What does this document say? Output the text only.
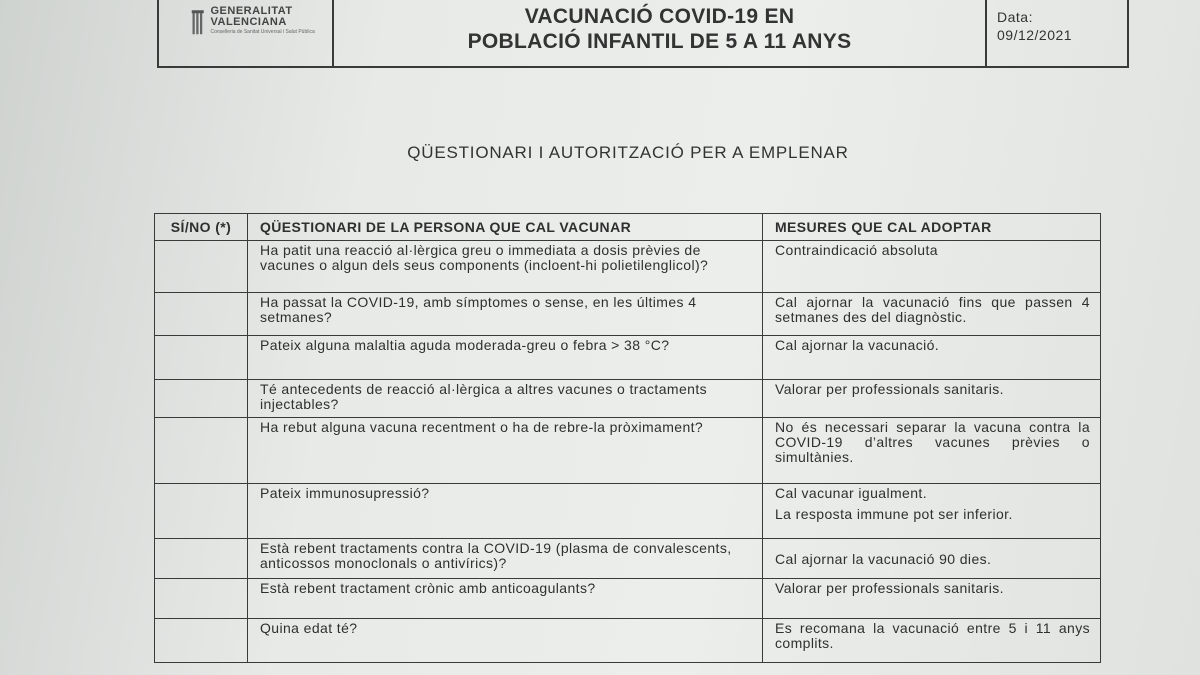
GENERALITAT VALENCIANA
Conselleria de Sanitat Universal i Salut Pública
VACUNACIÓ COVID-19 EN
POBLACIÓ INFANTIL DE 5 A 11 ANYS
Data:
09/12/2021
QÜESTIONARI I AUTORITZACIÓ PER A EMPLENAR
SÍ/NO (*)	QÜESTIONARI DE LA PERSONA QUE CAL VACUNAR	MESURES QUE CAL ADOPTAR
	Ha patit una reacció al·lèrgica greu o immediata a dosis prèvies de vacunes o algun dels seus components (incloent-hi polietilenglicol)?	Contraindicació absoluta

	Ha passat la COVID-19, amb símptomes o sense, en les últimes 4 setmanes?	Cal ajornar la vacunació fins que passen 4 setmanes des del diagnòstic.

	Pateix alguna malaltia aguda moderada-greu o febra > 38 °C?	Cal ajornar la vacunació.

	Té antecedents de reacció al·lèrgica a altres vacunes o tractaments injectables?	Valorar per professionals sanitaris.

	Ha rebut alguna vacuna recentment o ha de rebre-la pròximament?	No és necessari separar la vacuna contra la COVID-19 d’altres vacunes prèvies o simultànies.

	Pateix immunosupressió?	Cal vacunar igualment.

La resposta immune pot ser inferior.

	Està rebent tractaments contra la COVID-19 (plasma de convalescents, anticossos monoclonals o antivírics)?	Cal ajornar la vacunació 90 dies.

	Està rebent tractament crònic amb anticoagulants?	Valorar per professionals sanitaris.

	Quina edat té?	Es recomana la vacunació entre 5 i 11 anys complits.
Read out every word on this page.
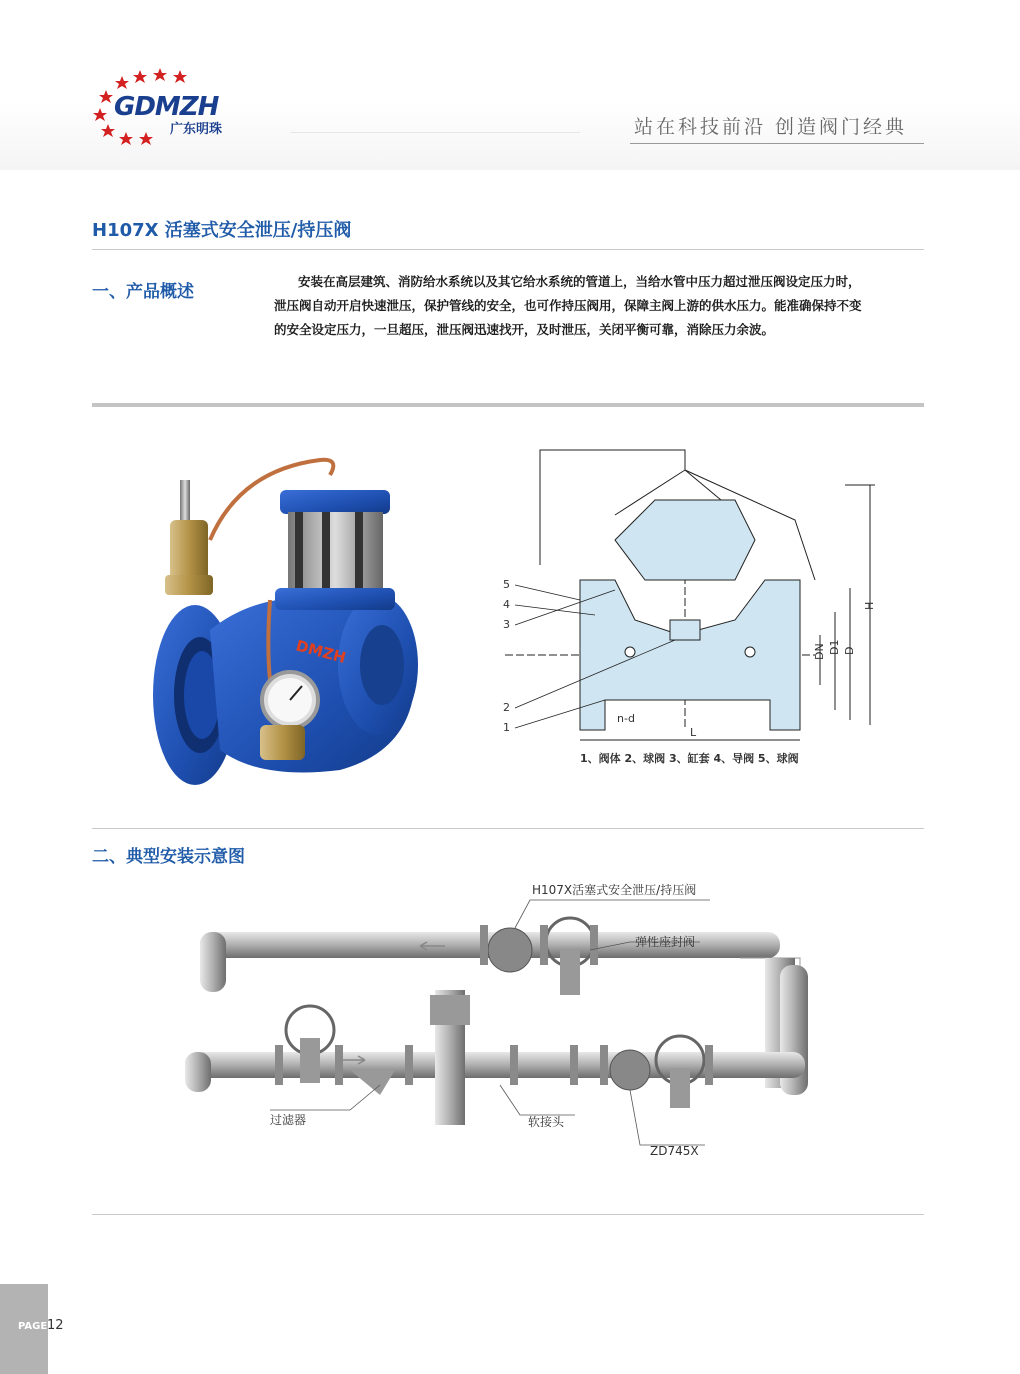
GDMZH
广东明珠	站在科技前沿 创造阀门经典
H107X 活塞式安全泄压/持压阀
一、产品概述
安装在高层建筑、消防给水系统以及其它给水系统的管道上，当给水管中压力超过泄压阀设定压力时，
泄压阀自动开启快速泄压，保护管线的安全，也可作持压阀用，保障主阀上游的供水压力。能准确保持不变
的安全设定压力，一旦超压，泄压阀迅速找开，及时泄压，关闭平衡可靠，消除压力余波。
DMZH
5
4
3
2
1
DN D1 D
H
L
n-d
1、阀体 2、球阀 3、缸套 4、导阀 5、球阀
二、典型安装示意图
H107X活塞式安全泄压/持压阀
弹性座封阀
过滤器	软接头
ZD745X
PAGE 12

○ ○ ○ ○ ○ ○ ○

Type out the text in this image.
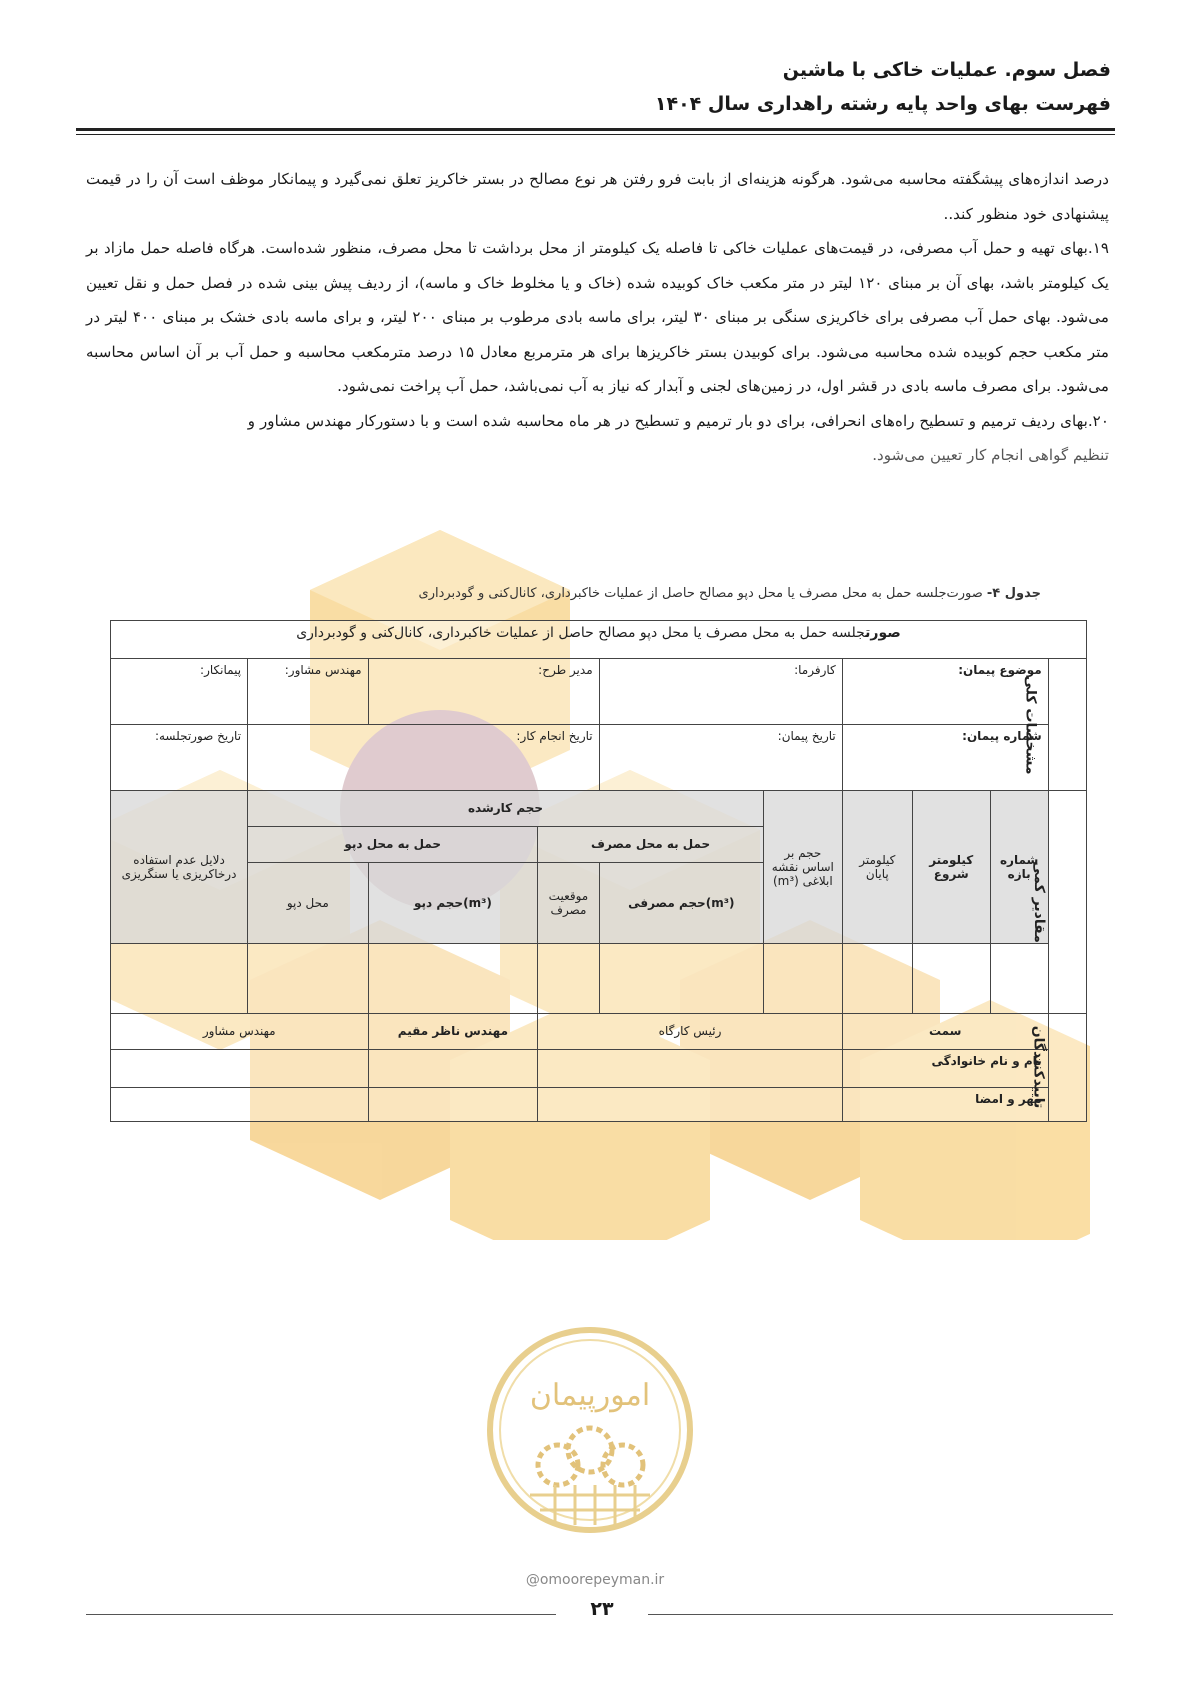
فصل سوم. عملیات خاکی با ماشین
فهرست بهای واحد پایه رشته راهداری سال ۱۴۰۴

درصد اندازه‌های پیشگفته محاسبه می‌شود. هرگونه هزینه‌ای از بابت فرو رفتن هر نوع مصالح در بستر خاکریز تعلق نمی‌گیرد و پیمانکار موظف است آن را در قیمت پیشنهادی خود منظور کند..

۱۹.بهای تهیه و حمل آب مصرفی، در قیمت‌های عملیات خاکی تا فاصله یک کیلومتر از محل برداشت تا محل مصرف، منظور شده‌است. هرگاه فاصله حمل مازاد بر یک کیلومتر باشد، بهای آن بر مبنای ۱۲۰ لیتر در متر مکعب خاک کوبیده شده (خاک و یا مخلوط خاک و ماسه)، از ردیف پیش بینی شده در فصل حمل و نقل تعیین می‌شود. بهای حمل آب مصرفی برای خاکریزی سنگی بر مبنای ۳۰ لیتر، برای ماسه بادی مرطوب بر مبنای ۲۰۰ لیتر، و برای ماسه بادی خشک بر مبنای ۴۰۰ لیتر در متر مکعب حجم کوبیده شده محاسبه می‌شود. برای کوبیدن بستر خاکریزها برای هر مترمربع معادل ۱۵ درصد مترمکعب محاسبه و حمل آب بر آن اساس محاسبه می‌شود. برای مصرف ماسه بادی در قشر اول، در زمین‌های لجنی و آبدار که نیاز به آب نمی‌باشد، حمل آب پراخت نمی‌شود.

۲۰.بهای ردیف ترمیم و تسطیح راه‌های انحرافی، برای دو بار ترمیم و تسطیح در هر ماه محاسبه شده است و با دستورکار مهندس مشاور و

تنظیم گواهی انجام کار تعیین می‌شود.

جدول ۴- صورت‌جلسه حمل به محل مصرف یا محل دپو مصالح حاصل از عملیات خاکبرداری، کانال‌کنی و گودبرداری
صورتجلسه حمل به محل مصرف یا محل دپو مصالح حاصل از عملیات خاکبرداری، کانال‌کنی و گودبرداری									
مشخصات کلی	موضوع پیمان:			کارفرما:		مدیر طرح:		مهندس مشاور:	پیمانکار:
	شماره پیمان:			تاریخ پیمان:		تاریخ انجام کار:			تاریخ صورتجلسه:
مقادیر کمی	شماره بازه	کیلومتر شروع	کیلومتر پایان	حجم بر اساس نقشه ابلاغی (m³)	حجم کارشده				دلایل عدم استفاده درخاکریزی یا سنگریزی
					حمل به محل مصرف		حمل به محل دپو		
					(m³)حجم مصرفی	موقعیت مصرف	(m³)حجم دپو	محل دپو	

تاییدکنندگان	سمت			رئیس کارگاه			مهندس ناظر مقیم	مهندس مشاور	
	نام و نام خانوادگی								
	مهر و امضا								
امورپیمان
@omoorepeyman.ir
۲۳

○ ○ ○ ○ ○ ○ ○

REQUIRED TASK
Look through the material above and pick out each line holding the word "ajornar".

RESULT
	Ha passat la COVID-19, amb símptomes o sense, en les últimes 4 setmanes?	Cal ajornar la vacunació fins que passen 4 setmanes des del diagnòstic.
	Pateix alguna malaltia aguda moderada-greu o febra > 38 °C?	Cal ajornar la vacunació.
	Està rebent tractaments contra la COVID-19 (plasma de convalescents, anticossos monoclonals o antivírics)?	Cal ajornar la vacunació 90 dies.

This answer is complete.